== Supplied data

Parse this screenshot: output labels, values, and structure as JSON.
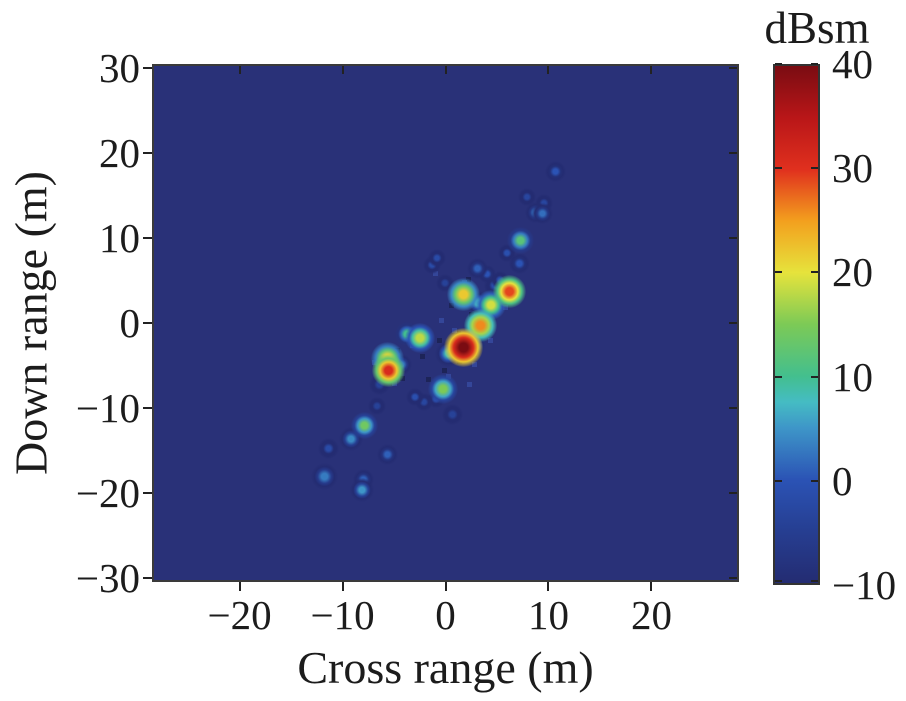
{
  "figure": {
    "xlabel": "Cross range (m)",
    "ylabel": "Down range (m)",
    "colorbar_title": "dBsm"
  },
  "chart_data": {
    "type": "heatmap",
    "title": "",
    "xlabel": "Cross range (m)",
    "ylabel": "Down range (m)",
    "xlim": [
      -28.5,
      28.5
    ],
    "ylim": [
      -30.5,
      30.5
    ],
    "xticks": [
      -20,
      -10,
      0,
      10,
      20
    ],
    "yticks": [
      -30,
      -20,
      -10,
      0,
      10,
      20,
      30
    ],
    "grid": false,
    "plot_background": "#293178",
    "colorbar": {
      "label": "dBsm",
      "min": -10,
      "max": 40,
      "ticks": [
        40,
        30,
        20,
        10,
        0,
        -10
      ],
      "position": "right"
    },
    "colormap": "jet",
    "colormap_stops": [
      [
        -10,
        "#242c72"
      ],
      [
        -5,
        "#263e91"
      ],
      [
        0,
        "#2b53b5"
      ],
      [
        5,
        "#3e96c8"
      ],
      [
        7.5,
        "#45bcc3"
      ],
      [
        10,
        "#43bf8e"
      ],
      [
        15,
        "#7cca56"
      ],
      [
        20,
        "#e6e33c"
      ],
      [
        25,
        "#f3a01e"
      ],
      [
        30,
        "#e0301e"
      ],
      [
        35,
        "#b91618"
      ],
      [
        40,
        "#7a0c12"
      ]
    ],
    "scatterers": [
      {
        "x": 1.6,
        "y": -2.6,
        "dbsm": 40,
        "r": 13
      },
      {
        "x": -5.7,
        "y": -5.3,
        "dbsm": 31,
        "r": 11
      },
      {
        "x": 6.0,
        "y": 4.0,
        "dbsm": 29,
        "r": 11
      },
      {
        "x": 3.2,
        "y": 0.0,
        "dbsm": 26,
        "r": 11
      },
      {
        "x": 1.6,
        "y": 3.6,
        "dbsm": 22,
        "r": 11
      },
      {
        "x": -5.8,
        "y": -4.0,
        "dbsm": 21,
        "r": 11
      },
      {
        "x": 4.2,
        "y": 2.4,
        "dbsm": 19,
        "r": 10
      },
      {
        "x": -2.7,
        "y": -1.5,
        "dbsm": 18,
        "r": 10
      },
      {
        "x": -0.4,
        "y": -7.5,
        "dbsm": 15,
        "r": 10
      },
      {
        "x": -8.1,
        "y": -11.8,
        "dbsm": 14,
        "r": 9
      },
      {
        "x": 7.1,
        "y": 10.0,
        "dbsm": 12,
        "r": 9
      },
      {
        "x": -3.9,
        "y": -1.1,
        "dbsm": 10,
        "r": 8
      },
      {
        "x": 2.6,
        "y": -2.4,
        "dbsm": 9,
        "r": 8
      },
      {
        "x": 0.1,
        "y": -3.3,
        "dbsm": 8,
        "r": 9
      },
      {
        "x": 3.0,
        "y": 2.6,
        "dbsm": 7,
        "r": 8
      },
      {
        "x": -8.3,
        "y": -19.4,
        "dbsm": 5,
        "r": 8
      },
      {
        "x": -9.4,
        "y": -13.4,
        "dbsm": 4,
        "r": 8
      },
      {
        "x": -11.9,
        "y": -17.8,
        "dbsm": 3,
        "r": 9
      },
      {
        "x": -4.5,
        "y": -4.6,
        "dbsm": 3,
        "r": 7
      },
      {
        "x": 8.5,
        "y": 13.2,
        "dbsm": 2,
        "r": 7
      },
      {
        "x": 9.2,
        "y": 13.1,
        "dbsm": 2,
        "r": 7
      },
      {
        "x": -8.2,
        "y": -18.2,
        "dbsm": 1,
        "r": 7
      },
      {
        "x": -5.8,
        "y": -15.2,
        "dbsm": 1,
        "r": 7
      },
      {
        "x": 2.9,
        "y": 6.7,
        "dbsm": 1,
        "r": 7
      },
      {
        "x": 7.0,
        "y": 7.2,
        "dbsm": 0,
        "r": 7
      },
      {
        "x": 3.8,
        "y": 6.0,
        "dbsm": 0,
        "r": 6
      },
      {
        "x": 10.5,
        "y": 18.1,
        "dbsm": 0,
        "r": 7
      },
      {
        "x": 5.8,
        "y": 8.5,
        "dbsm": -1,
        "r": 6
      },
      {
        "x": 5.1,
        "y": 5.3,
        "dbsm": -1,
        "r": 6
      },
      {
        "x": -1.1,
        "y": -8.7,
        "dbsm": -1,
        "r": 6
      },
      {
        "x": -3.2,
        "y": -8.5,
        "dbsm": -1,
        "r": 6
      },
      {
        "x": -1.5,
        "y": 7.1,
        "dbsm": -2,
        "r": 6
      },
      {
        "x": -1.0,
        "y": 7.9,
        "dbsm": -2,
        "r": 6
      },
      {
        "x": -11.6,
        "y": -14.5,
        "dbsm": -2,
        "r": 7
      },
      {
        "x": 4.6,
        "y": 4.6,
        "dbsm": -2,
        "r": 7
      },
      {
        "x": 9.4,
        "y": 14.4,
        "dbsm": -3,
        "r": 6
      },
      {
        "x": 7.7,
        "y": 15.1,
        "dbsm": -3,
        "r": 6
      },
      {
        "x": -2.3,
        "y": -9.1,
        "dbsm": -3,
        "r": 6
      },
      {
        "x": -6.6,
        "y": -7.0,
        "dbsm": -4,
        "r": 7
      },
      {
        "x": 0.5,
        "y": -10.5,
        "dbsm": -4,
        "r": 7
      },
      {
        "x": -0.2,
        "y": 5.0,
        "dbsm": -4,
        "r": 6
      },
      {
        "x": -6.8,
        "y": -9.5,
        "dbsm": -4,
        "r": 6
      }
    ],
    "noise": {
      "dark_color": "#1d2458",
      "light_color": "#344699",
      "dark": [
        [
          0.6,
          -2.0
        ],
        [
          2.6,
          -3.4
        ],
        [
          -0.3,
          -5.3
        ],
        [
          1.0,
          -1.0
        ],
        [
          -6.6,
          -5.9
        ],
        [
          -4.9,
          -2.9
        ],
        [
          3.9,
          -0.7
        ],
        [
          2.3,
          1.3
        ],
        [
          4.9,
          3.0
        ],
        [
          -1.9,
          -6.4
        ],
        [
          0.3,
          2.3
        ],
        [
          -4.4,
          -6.3
        ],
        [
          1.1,
          -4.2
        ],
        [
          -2.5,
          -3.6
        ],
        [
          5.2,
          4.6
        ],
        [
          2.0,
          5.4
        ],
        [
          -6.9,
          -4.7
        ],
        [
          -0.8,
          -1.8
        ]
      ],
      "light": [
        [
          1.6,
          5.1
        ],
        [
          4.4,
          4.9
        ],
        [
          2.1,
          -6.9
        ],
        [
          -7.1,
          -4.4
        ],
        [
          5.6,
          2.1
        ],
        [
          -1.2,
          6.1
        ],
        [
          0.6,
          -0.6
        ],
        [
          3.4,
          3.3
        ],
        [
          6.6,
          3.3
        ],
        [
          -6.2,
          -3.1
        ],
        [
          -0.6,
          0.6
        ],
        [
          2.6,
          -4.6
        ],
        [
          -3.4,
          -2.4
        ],
        [
          0.0,
          -6.0
        ],
        [
          4.1,
          -1.8
        ],
        [
          -5.2,
          -6.8
        ],
        [
          1.9,
          -3.0
        ],
        [
          -2.9,
          -0.5
        ]
      ]
    }
  }
}
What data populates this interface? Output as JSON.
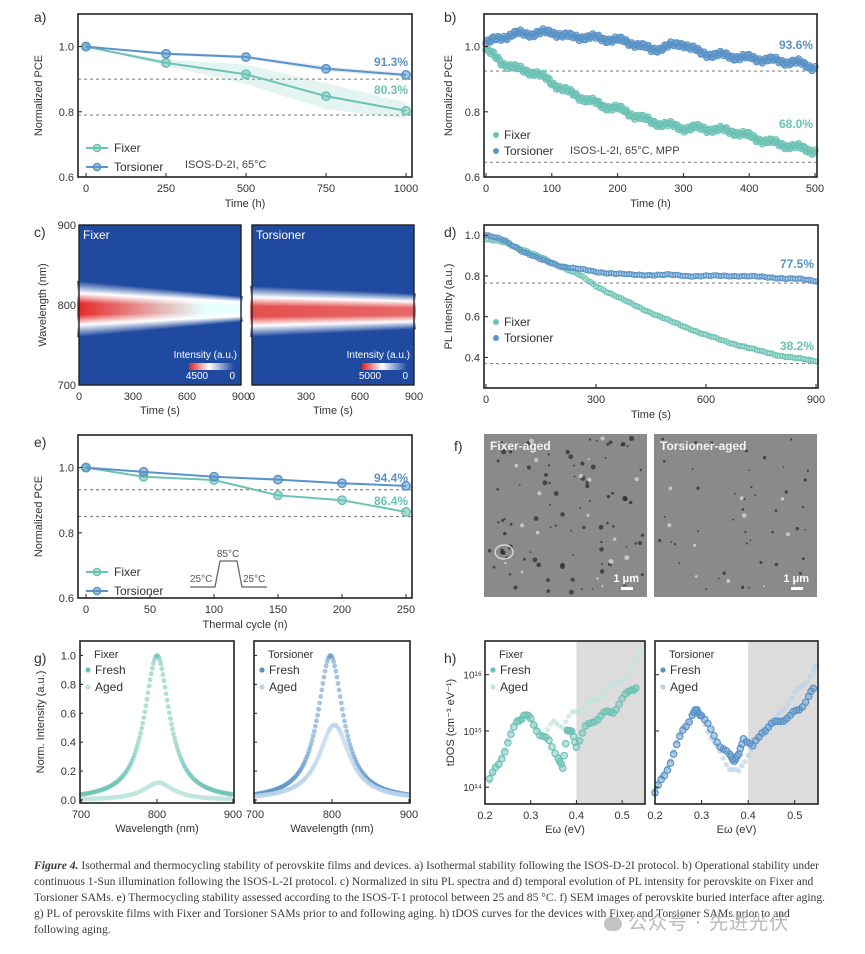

====

### What you will do
Repeat verbatim all the material, but not the pictures.

### Task solution
Parse this screenshot: output labels, values, and structure as JSON.
{
  "figure": {
    "xlabel": "Cross range (m)",
    "ylabel": "Down range (m)",
    "colorbar_title": "dBsm"
  },
  "chart_data": {
    "type": "heatmap",
    "title": "",
    "xlabel": "Cross range (m)",
    "ylabel": "Down range (m)",
    "xlim": [
      -28.5,
      28.5
    ],
    "ylim": [
      -30.5,
      30.5
    ],
    "xticks": [
      -20,
      -10,
      0,
      10,
      20
    ],
    "yticks": [
      -30,
      -20,
      -10,
      0,
      10,
      20,
      30
    ],
    "grid": false,
    "plot_background": "#293178",
    "colorbar": {
      "label": "dBsm",
      "min": -10,
      "max": 40,
      "ticks": [
        40,
        30,
        20,
        10,
        0,
        -10
      ],
      "position": "right"
    },
    "colormap": "jet",
    "colormap_stops": [
      [
        -10,
        "#242c72"
      ],
      [
        -5,
        "#263e91"
      ],
      [
        0,
        "#2b53b5"
      ],
      [
        5,
        "#3e96c8"
      ],
      [
        7.5,
        "#45bcc3"
      ],
      [
        10,
        "#43bf8e"
      ],
      [
        15,
        "#7cca56"
      ],
      [
        20,
        "#e6e33c"
      ],
      [
        25,
        "#f3a01e"
      ],
      [
        30,
        "#e0301e"
      ],
      [
        35,
        "#b91618"
      ],
      [
        40,
        "#7a0c12"
      ]
    ],
    "scatterers": [
      {
        "x": 1.6,
        "y": -2.6,
        "dbsm": 40,
        "r": 13
      },
      {
        "x": -5.7,
        "y": -5.3,
        "dbsm": 31,
        "r": 11
      },
      {
        "x": 6.0,
        "y": 4.0,
        "dbsm": 29,
        "r": 11
      },
      {
        "x": 3.2,
        "y": 0.0,
        "dbsm": 26,
        "r": 11
      },
      {
        "x": 1.6,
        "y": 3.6,
        "dbsm": 22,
        "r": 11
      },
      {
        "x": -5.8,
        "y": -4.0,
        "dbsm": 21,
        "r": 11
      },
      {
        "x": 4.2,
        "y": 2.4,
        "dbsm": 19,
        "r": 10
      },
      {
        "x": -2.7,
        "y": -1.5,
        "dbsm": 18,
        "r": 10
      },
      {
        "x": -0.4,
        "y": -7.5,
        "dbsm": 15,
        "r": 10
      },
      {
        "x": -8.1,
        "y": -11.8,
        "dbsm": 14,
        "r": 9
      },
      {
        "x": 7.1,
        "y": 10.0,
        "dbsm": 12,
        "r": 9
      },
      {
        "x": -3.9,
        "y": -1.1,
        "dbsm": 10,
        "r": 8
      },
      {
        "x": 2.6,
        "y": -2.4,
        "dbsm": 9,
        "r": 8
      },
      {
        "x": 0.1,
        "y": -3.3,
        "dbsm": 8,
        "r": 9
      },
      {
        "x": 3.0,
        "y": 2.6,
        "dbsm": 7,
        "r": 8
      },
      {
        "x": -8.3,
        "y": -19.4,
        "dbsm": 5,
        "r": 8
      },
      {
        "x": -9.4,
        "y": -13.4,
        "dbsm": 4,
        "r": 8
      },
      {
        "x": -11.9,
        "y": -17.8,
        "dbsm": 3,
        "r": 9
      },
      {
        "x": -4.5,
        "y": -4.6,
        "dbsm": 3,
        "r": 7
      },
      {
        "x": 8.5,
        "y": 13.2,
        "dbsm": 2,
        "r": 7
      },
      {
        "x": 9.2,
        "y": 13.1,
        "dbsm": 2,
        "r": 7
      },
      {
        "x": -8.2,
        "y": -18.2,
        "dbsm": 1,
        "r": 7
      },
      {
        "x": -5.8,
        "y": -15.2,
        "dbsm": 1,
        "r": 7
      },
      {
        "x": 2.9,
        "y": 6.7,
        "dbsm": 1,
        "r": 7
      },
      {
        "x": 7.0,
        "y": 7.2,
        "dbsm": 0,
        "r": 7
      },
      {
        "x": 3.8,
        "y": 6.0,
        "dbsm": 0,
        "r": 6
      },
      {
        "x": 10.5,
        "y": 18.1,
        "dbsm": 0,
        "r": 7
      },
      {
        "x": 5.8,
        "y": 8.5,
        "dbsm": -1,
        "r": 6
      },
      {
        "x": 5.1,
        "y": 5.3,
        "dbsm": -1,
        "r": 6
      },
      {
        "x": -1.1,
        "y": -8.7,
        "dbsm": -1,
        "r": 6
      },
      {
        "x": -3.2,
        "y": -8.5,
        "dbsm": -1,
        "r": 6
      },
      {
        "x": -1.5,
        "y": 7.1,
        "dbsm": -2,
        "r": 6
      },
      {
        "x": -1.0,
        "y": 7.9,
        "dbsm": -2,
        "r": 6
      },
      {
        "x": -11.6,
        "y": -14.5,
        "dbsm": -2,
        "r": 7
      },
      {
        "x": 4.6,
        "y": 4.6,
        "dbsm": -2,
        "r": 7
      },
      {
        "x": 9.4,
        "y": 14.4,
        "dbsm": -3,
        "r": 6
      },
      {
        "x": 7.7,
        "y": 15.1,
        "dbsm": -3,
        "r": 6
      },
      {
        "x": -2.3,
        "y": -9.1,
        "dbsm": -3,
        "r": 6
      },
      {
        "x": -6.6,
        "y": -7.0,
        "dbsm": -4,
        "r": 7
      },
      {
        "x": 0.5,
        "y": -10.5,
        "dbsm": -4,
        "r": 7
      },
      {
        "x": -0.2,
        "y": 5.0,
        "dbsm": -4,
        "r": 6
      },
      {
        "x": -6.8,
        "y": -9.5,
        "dbsm": -4,
        "r": 6
      }
    ],
    "noise": {
      "dark_color": "#1d2458",
      "light_color": "#344699",
      "dark": [
        [
          0.6,
          -2.0
        ],
        [
          2.6,
          -3.4
        ],
        [
          -0.3,
          -5.3
        ],
        [
          1.0,
          -1.0
        ],
        [
          -6.6,
          -5.9
        ],
        [
          -4.9,
          -2.9
        ],
        [
          3.9,
          -0.7
        ],
        [
          2.3,
          1.3
        ],
        [
          4.9,
          3.0
        ],
        [
          -1.9,
          -6.4
        ],
        [
          0.3,
          2.3
        ],
        [
          -4.4,
          -6.3
        ],
        [
          1.1,
          -4.2
        ],
        [
          -2.5,
          -3.6
        ],
        [
          5.2,
          4.6
        ],
        [
          2.0,
          5.4
        ],
        [
          -6.9,
          -4.7
        ],
        [
          -0.8,
          -1.8
        ]
      ],
      "light": [
        [
          1.6,
          5.1
        ],
        [
          4.4,
          4.9
        ],
        [
          2.1,
          -6.9
        ],
        [
          -7.1,
          -4.4
        ],
        [
          5.6,
          2.1
        ],
        [
          -1.2,
          6.1
        ],
        [
          0.6,
          -0.6
        ],
        [
          3.4,
          3.3
        ],
        [
          6.6,
          3.3
        ],
        [
          -6.2,
          -3.1
        ],
        [
          -0.6,
          0.6
        ],
        [
          2.6,
          -4.6
        ],
        [
          -3.4,
          -2.4
        ],
        [
          0.0,
          -6.0
        ],
        [
          4.1,
          -1.8
        ],
        [
          -5.2,
          -6.8
        ],
        [
          1.9,
          -3.0
        ],
        [
          -2.9,
          -0.5
        ]
      ]
    }
  }
}
What data populates this interface? Output as JSON.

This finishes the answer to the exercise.